TASK BRIEF:
A single number is the answer here: how many lines of the entries contain "사용가능"?

Records from a data collection:
══════
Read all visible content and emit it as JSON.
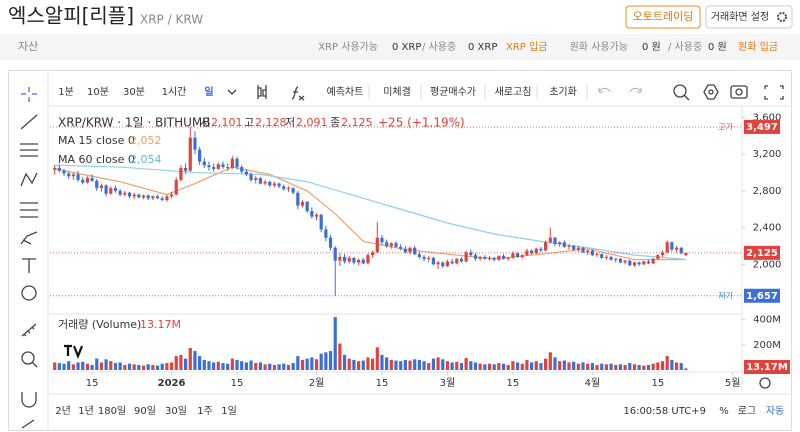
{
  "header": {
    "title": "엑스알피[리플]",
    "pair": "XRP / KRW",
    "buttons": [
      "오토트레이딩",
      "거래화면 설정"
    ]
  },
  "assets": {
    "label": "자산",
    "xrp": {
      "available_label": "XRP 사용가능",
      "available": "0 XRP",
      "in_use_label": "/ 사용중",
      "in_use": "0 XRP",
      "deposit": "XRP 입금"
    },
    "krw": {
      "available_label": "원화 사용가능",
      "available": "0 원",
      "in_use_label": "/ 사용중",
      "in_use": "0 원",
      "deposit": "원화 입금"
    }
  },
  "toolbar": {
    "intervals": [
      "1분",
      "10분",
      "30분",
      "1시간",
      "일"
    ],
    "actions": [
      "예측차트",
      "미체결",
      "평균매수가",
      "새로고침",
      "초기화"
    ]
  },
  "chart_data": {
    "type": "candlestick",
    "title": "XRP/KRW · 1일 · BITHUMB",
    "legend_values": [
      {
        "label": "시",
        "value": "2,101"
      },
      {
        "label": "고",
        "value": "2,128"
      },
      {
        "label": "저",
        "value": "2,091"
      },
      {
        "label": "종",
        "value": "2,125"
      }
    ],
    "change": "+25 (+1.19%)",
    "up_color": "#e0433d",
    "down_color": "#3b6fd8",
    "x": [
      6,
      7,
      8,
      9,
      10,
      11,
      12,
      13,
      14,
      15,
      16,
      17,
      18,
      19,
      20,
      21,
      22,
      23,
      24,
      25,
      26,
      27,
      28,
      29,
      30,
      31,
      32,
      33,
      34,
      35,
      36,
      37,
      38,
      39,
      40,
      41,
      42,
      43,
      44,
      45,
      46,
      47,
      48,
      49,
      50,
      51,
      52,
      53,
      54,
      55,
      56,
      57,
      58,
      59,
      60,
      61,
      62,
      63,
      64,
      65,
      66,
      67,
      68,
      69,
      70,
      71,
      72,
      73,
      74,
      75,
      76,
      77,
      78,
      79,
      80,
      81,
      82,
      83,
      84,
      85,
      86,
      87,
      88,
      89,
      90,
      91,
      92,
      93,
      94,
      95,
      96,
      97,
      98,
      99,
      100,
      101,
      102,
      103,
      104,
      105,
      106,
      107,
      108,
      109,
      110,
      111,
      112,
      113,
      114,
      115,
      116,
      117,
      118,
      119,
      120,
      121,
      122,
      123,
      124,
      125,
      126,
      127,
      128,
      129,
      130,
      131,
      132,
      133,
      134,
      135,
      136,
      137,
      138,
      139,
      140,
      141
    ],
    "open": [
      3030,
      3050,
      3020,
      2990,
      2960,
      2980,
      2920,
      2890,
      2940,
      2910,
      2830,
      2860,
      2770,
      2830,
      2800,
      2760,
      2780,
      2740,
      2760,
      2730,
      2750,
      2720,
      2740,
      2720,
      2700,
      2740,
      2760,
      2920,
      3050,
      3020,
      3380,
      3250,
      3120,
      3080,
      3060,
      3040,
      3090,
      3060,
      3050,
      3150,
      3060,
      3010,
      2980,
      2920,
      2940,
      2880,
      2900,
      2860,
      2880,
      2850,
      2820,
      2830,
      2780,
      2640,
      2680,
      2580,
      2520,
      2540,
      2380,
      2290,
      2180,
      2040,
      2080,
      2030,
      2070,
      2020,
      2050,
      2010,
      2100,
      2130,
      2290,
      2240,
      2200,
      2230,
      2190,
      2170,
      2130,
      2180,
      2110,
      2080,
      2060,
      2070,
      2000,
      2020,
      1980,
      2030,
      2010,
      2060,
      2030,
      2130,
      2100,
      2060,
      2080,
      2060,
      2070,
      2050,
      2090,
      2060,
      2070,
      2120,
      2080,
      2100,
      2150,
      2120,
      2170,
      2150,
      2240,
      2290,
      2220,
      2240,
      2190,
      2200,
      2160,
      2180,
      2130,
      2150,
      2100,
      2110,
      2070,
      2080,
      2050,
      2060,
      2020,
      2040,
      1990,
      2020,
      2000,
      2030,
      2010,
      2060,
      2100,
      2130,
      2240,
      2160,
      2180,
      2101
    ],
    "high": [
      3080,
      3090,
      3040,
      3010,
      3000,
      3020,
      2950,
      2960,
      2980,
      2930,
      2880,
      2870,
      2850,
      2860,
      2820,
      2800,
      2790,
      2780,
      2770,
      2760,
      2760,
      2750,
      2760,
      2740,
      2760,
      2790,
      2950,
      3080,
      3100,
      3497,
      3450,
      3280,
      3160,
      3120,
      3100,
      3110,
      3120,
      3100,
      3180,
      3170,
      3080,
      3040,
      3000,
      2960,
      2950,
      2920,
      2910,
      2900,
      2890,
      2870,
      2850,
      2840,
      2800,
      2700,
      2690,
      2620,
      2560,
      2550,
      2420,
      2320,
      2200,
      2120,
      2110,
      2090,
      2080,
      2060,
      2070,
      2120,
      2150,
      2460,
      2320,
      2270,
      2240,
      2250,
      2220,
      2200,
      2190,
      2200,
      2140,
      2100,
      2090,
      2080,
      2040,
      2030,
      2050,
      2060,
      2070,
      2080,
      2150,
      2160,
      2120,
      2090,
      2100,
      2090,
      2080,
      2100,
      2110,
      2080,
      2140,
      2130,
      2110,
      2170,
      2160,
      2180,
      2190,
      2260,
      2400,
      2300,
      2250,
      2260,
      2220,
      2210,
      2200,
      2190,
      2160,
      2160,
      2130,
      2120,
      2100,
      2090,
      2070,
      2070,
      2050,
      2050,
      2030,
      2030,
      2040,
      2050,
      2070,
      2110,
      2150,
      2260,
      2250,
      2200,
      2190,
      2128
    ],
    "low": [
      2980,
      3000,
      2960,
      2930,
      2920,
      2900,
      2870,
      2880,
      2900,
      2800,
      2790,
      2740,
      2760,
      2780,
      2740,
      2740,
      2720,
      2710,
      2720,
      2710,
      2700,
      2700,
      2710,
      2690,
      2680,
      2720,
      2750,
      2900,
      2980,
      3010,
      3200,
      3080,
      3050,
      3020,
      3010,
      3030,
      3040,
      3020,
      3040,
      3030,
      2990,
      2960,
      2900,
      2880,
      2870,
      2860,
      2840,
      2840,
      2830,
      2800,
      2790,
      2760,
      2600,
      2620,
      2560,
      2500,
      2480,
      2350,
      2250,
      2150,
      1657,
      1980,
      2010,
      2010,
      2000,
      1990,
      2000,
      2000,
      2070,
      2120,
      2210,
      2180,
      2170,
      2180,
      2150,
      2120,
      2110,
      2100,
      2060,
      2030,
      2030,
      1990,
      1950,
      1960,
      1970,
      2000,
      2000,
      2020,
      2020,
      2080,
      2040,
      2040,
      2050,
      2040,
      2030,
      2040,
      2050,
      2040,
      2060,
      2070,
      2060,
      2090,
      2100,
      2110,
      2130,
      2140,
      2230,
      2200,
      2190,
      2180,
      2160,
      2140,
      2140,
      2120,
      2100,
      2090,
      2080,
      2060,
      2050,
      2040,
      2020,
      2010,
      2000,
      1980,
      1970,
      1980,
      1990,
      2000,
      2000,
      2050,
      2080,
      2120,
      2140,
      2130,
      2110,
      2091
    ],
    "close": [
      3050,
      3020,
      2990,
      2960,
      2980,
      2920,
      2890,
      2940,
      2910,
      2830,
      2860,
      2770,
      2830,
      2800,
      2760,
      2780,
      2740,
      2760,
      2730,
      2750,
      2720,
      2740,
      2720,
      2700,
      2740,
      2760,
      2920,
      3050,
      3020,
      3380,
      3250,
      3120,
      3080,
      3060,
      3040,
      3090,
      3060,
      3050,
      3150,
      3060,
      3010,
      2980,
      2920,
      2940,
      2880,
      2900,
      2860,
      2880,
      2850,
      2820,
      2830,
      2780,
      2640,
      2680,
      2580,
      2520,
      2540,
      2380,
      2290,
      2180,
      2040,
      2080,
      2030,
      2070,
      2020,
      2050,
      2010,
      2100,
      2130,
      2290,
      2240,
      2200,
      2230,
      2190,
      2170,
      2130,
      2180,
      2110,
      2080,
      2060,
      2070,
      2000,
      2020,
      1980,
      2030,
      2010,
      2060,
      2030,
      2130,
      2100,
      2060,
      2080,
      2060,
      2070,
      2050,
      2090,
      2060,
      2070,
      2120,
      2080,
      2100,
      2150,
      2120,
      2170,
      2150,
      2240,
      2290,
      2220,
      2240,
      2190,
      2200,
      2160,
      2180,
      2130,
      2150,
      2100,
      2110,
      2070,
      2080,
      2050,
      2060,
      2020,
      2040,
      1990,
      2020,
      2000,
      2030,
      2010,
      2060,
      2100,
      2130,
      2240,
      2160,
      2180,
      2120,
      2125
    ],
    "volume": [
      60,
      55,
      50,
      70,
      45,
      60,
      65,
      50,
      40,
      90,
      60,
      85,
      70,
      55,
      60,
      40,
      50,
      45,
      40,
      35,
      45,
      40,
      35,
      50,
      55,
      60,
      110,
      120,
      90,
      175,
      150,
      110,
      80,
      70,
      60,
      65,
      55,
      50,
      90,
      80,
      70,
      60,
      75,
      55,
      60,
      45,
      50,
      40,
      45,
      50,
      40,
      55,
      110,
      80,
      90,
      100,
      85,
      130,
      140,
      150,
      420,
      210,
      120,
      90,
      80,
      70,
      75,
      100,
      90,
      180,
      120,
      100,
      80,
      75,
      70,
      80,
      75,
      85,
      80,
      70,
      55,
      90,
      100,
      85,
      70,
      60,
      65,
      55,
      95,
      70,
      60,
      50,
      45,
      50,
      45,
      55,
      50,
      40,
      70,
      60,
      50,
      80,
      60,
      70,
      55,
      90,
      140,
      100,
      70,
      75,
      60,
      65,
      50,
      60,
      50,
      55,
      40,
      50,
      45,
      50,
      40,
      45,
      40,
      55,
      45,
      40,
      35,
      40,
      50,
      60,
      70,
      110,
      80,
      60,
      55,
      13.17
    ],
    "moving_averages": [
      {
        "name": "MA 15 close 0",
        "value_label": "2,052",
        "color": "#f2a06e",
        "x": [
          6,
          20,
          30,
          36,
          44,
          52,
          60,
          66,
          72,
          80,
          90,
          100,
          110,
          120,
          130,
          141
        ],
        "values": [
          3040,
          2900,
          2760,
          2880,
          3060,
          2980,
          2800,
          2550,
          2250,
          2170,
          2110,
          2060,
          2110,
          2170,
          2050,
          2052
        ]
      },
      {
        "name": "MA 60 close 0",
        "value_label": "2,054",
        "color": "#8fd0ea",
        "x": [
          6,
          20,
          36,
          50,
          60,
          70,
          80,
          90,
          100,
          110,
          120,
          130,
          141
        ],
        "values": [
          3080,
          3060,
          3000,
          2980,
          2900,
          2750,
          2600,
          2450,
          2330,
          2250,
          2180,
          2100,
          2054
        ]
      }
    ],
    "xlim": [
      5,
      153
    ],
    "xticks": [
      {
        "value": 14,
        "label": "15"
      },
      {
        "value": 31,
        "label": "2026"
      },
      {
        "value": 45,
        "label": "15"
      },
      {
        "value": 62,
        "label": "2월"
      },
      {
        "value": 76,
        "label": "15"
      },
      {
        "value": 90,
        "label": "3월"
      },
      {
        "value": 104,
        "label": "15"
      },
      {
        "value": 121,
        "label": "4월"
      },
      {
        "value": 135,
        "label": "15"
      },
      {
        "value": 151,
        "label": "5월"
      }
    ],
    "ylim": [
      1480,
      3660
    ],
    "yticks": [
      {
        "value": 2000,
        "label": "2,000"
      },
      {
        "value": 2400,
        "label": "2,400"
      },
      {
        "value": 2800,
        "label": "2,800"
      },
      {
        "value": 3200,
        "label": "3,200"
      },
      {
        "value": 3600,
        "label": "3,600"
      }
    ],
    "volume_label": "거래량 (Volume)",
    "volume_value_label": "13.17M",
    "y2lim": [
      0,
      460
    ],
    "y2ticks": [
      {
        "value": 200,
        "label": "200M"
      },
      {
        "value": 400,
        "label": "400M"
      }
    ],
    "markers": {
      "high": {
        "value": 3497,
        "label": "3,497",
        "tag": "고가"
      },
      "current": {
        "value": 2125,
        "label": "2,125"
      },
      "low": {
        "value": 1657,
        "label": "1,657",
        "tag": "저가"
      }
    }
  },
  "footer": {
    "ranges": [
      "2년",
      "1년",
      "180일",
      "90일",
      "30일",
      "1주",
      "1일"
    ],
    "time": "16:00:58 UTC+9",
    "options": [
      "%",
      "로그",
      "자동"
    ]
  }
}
══════
ANSWER TO THE PROBLEM:
2